WHAT IS EXPECTED:
Check every line below for the word "fold" and copy each one that has it.

Source data
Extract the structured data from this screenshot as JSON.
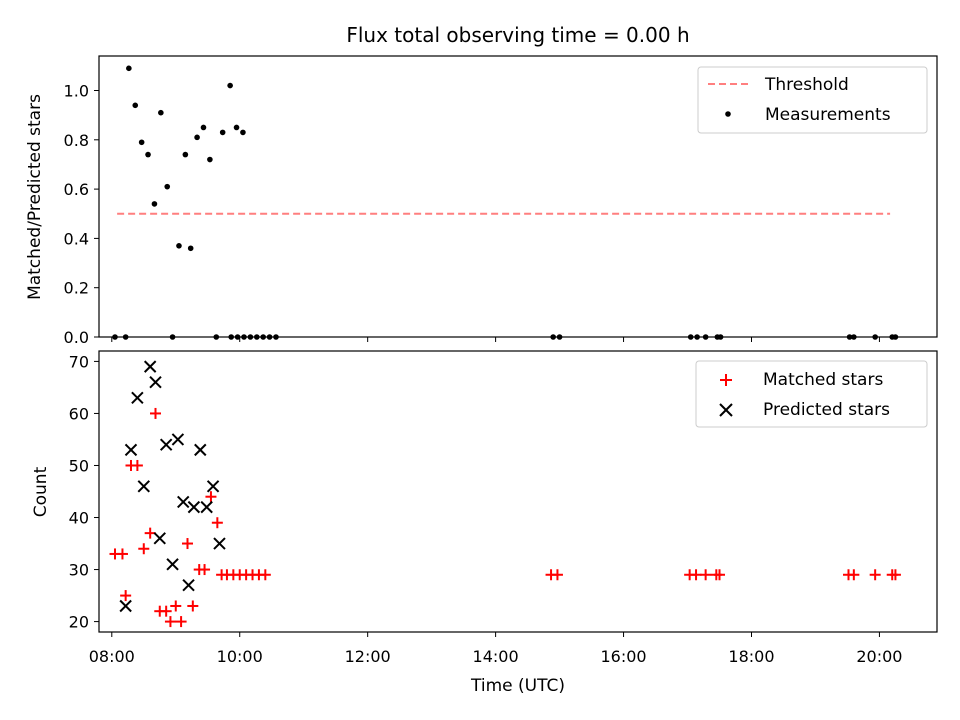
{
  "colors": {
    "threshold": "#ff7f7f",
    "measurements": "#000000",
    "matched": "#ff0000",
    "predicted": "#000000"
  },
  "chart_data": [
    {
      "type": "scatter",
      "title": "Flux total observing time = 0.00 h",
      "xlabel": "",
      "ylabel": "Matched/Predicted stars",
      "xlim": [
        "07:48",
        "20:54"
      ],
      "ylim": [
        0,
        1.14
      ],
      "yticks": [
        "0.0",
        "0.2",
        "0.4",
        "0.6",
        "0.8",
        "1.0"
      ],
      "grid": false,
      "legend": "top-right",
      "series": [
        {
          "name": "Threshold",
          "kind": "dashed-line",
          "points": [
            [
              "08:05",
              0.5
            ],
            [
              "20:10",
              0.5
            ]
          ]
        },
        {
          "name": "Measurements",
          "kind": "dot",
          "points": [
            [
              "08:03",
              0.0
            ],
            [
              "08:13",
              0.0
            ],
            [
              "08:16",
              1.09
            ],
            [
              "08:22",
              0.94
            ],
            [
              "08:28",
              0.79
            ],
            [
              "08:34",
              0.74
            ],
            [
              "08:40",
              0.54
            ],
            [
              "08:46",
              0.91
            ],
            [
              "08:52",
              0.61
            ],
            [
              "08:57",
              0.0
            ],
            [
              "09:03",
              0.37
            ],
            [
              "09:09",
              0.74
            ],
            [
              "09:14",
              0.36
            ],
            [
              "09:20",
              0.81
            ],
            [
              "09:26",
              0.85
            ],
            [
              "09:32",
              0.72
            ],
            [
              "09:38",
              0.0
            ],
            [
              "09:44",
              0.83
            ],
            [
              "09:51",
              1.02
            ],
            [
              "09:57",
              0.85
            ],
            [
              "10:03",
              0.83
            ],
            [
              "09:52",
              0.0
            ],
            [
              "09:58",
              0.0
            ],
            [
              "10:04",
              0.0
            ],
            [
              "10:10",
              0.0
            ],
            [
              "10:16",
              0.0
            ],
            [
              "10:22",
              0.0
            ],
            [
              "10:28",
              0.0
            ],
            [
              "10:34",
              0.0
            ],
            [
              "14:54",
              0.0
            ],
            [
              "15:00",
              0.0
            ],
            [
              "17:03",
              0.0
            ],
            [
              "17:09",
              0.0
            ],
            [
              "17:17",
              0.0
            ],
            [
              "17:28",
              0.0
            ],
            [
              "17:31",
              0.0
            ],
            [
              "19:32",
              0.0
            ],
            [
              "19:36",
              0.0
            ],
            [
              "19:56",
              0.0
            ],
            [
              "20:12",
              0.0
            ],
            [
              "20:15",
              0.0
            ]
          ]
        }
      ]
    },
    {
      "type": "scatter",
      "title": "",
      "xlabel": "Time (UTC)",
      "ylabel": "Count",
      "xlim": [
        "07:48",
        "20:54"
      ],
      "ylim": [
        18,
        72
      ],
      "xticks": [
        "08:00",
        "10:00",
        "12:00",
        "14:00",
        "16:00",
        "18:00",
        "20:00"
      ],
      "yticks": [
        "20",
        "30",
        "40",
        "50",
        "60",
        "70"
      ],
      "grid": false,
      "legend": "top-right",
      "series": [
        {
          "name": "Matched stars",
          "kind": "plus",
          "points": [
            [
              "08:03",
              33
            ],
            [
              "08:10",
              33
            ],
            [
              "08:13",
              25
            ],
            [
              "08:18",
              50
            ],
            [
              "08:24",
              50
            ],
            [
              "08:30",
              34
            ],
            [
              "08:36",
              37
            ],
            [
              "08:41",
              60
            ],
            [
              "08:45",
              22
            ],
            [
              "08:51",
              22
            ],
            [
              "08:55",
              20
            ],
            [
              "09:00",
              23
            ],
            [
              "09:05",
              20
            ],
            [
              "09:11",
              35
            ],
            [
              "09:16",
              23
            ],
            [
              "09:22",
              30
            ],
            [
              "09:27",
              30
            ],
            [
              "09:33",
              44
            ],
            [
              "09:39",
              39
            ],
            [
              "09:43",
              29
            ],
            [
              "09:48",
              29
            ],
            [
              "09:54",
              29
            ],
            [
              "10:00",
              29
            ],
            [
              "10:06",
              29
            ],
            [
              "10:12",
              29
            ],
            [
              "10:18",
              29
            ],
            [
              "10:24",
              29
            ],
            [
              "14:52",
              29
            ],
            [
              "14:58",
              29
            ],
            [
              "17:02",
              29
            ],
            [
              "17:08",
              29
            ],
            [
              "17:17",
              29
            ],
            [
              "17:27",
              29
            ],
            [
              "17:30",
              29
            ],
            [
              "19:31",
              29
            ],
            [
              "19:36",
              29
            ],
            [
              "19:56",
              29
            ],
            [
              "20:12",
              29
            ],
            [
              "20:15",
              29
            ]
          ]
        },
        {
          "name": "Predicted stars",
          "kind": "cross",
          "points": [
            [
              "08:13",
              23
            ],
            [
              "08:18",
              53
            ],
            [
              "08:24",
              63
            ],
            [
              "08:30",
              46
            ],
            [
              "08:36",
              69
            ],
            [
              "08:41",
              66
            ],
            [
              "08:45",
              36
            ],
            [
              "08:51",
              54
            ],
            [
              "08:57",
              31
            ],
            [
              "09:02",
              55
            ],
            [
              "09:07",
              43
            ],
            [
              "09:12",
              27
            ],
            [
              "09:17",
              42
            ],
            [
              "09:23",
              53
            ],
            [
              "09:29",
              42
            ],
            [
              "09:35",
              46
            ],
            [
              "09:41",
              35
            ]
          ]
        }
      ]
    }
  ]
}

---

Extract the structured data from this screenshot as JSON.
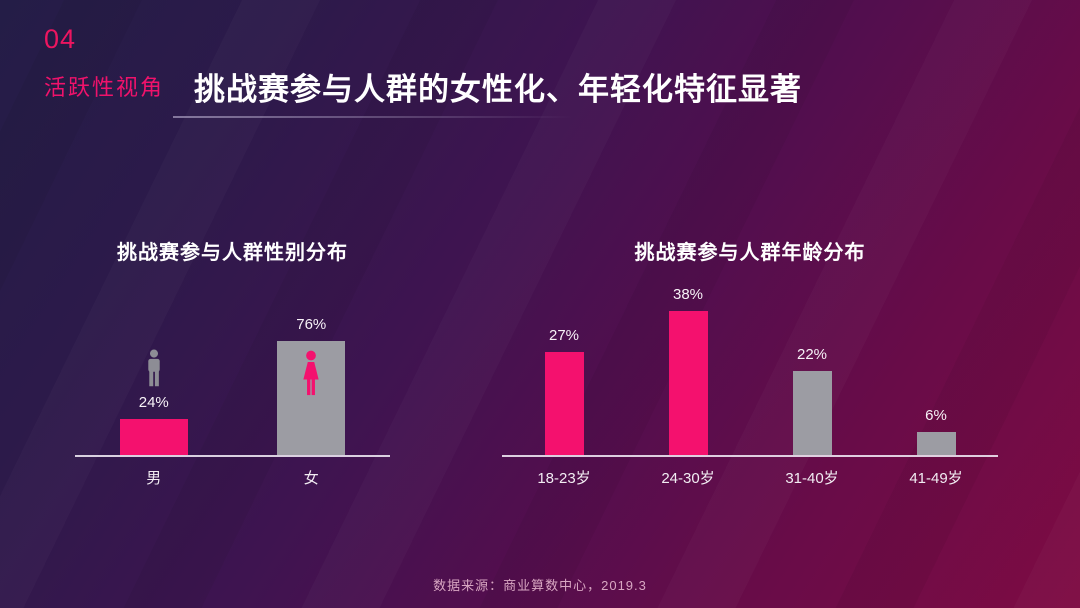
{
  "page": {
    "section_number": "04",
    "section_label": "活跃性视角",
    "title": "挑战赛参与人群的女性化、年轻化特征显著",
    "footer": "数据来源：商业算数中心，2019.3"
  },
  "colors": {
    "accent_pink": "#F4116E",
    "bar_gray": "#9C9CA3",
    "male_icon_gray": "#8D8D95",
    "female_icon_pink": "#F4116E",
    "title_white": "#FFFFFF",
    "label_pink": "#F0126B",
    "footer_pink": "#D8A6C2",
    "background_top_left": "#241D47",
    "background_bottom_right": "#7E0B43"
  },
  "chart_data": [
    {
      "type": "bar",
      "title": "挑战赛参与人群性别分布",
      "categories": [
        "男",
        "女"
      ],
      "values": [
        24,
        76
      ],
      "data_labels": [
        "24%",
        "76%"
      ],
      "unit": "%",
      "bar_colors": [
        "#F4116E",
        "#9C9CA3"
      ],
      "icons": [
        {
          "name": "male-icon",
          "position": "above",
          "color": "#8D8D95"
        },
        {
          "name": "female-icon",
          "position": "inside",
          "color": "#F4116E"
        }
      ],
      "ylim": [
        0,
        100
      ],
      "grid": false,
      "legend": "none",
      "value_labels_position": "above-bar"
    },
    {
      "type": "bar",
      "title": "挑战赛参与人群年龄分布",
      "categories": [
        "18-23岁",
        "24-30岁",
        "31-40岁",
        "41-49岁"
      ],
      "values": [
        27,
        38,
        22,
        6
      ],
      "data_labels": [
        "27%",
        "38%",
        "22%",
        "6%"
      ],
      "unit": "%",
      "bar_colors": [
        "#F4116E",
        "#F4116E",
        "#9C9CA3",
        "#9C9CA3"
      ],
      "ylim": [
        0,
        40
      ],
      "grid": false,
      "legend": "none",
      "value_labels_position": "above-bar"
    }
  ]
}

==

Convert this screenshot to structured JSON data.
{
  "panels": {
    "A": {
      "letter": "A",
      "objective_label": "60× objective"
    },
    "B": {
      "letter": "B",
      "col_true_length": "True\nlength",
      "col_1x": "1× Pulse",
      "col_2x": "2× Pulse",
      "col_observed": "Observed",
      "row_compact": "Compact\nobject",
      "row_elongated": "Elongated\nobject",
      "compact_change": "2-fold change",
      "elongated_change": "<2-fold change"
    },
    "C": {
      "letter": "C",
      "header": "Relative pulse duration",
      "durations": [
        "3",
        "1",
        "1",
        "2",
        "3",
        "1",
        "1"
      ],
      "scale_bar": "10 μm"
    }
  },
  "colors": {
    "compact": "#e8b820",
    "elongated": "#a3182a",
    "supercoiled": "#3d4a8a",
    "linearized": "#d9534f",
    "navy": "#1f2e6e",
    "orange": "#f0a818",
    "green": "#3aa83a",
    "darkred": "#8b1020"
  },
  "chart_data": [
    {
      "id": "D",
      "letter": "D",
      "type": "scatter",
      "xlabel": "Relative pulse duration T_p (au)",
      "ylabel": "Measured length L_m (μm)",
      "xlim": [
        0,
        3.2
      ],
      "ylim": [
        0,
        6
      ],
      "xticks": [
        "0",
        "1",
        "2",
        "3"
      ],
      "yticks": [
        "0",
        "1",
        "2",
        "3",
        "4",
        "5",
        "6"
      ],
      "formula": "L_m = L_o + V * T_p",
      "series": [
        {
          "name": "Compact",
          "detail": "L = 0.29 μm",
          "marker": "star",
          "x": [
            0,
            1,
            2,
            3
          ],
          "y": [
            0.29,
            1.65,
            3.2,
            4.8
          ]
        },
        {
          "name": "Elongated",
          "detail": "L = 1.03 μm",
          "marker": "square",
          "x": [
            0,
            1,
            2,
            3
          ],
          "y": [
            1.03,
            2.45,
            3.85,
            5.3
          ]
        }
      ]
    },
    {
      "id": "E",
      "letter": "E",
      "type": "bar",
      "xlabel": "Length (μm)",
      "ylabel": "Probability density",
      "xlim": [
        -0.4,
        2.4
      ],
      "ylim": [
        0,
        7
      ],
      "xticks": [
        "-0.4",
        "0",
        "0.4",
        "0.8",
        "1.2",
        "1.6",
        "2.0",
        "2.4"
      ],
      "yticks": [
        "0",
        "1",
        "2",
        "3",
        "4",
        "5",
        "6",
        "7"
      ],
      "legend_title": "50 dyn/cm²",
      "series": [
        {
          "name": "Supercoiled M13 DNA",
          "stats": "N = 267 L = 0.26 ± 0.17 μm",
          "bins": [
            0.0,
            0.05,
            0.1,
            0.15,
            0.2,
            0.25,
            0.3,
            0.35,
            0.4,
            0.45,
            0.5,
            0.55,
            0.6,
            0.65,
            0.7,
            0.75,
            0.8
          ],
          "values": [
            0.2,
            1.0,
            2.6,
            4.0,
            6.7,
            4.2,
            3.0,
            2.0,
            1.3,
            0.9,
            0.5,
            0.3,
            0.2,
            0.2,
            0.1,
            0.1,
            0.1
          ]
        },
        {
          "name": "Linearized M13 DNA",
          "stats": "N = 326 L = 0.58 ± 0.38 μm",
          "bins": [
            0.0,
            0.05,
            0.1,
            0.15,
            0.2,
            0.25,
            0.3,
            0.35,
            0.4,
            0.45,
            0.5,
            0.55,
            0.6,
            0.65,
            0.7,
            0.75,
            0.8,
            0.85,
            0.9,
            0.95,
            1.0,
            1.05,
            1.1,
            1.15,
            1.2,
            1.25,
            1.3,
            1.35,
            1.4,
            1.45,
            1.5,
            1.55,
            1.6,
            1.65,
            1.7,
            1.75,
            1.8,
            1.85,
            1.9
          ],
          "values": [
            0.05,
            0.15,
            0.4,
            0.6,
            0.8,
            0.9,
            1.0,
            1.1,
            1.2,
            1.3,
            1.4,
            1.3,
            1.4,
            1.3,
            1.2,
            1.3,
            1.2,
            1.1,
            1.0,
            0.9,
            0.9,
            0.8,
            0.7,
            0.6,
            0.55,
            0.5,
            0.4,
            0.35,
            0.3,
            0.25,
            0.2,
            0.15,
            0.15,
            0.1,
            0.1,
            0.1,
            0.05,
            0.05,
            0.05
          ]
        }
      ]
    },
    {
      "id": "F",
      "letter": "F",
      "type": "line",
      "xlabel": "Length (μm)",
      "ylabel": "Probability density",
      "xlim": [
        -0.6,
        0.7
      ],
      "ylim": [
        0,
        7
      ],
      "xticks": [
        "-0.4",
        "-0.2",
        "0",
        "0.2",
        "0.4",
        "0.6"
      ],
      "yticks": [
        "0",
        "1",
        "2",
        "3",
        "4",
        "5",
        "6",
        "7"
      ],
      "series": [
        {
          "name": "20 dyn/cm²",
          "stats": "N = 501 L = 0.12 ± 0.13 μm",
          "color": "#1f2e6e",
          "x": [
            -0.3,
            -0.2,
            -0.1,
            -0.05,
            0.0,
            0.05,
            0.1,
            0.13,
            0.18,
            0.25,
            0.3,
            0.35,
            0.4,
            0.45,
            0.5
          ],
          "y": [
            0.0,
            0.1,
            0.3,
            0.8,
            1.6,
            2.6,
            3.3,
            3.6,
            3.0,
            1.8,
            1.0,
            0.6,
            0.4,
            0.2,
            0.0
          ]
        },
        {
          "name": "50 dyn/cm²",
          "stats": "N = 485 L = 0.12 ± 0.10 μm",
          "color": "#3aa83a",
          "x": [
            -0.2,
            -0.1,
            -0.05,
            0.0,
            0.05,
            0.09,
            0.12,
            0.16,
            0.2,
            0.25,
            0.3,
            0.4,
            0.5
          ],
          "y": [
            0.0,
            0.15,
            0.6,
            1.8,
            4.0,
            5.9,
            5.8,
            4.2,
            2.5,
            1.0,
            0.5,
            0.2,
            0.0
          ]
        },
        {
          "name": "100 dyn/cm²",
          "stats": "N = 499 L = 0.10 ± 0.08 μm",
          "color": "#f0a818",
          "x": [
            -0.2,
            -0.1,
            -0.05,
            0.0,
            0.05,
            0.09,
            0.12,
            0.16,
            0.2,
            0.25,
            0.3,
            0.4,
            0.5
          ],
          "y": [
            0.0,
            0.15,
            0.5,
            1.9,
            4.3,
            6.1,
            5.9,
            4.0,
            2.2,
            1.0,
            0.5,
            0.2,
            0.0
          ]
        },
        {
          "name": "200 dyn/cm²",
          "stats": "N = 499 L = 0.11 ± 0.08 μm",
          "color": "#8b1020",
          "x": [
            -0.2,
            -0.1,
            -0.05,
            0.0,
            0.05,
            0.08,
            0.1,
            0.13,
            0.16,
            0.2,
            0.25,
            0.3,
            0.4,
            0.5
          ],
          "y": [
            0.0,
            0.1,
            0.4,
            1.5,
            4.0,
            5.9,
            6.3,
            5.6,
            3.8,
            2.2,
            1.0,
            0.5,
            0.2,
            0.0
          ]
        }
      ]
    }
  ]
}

ANSWER:
      "compact_change": "2-fold change",
      "elongated_change": "<2-fold change"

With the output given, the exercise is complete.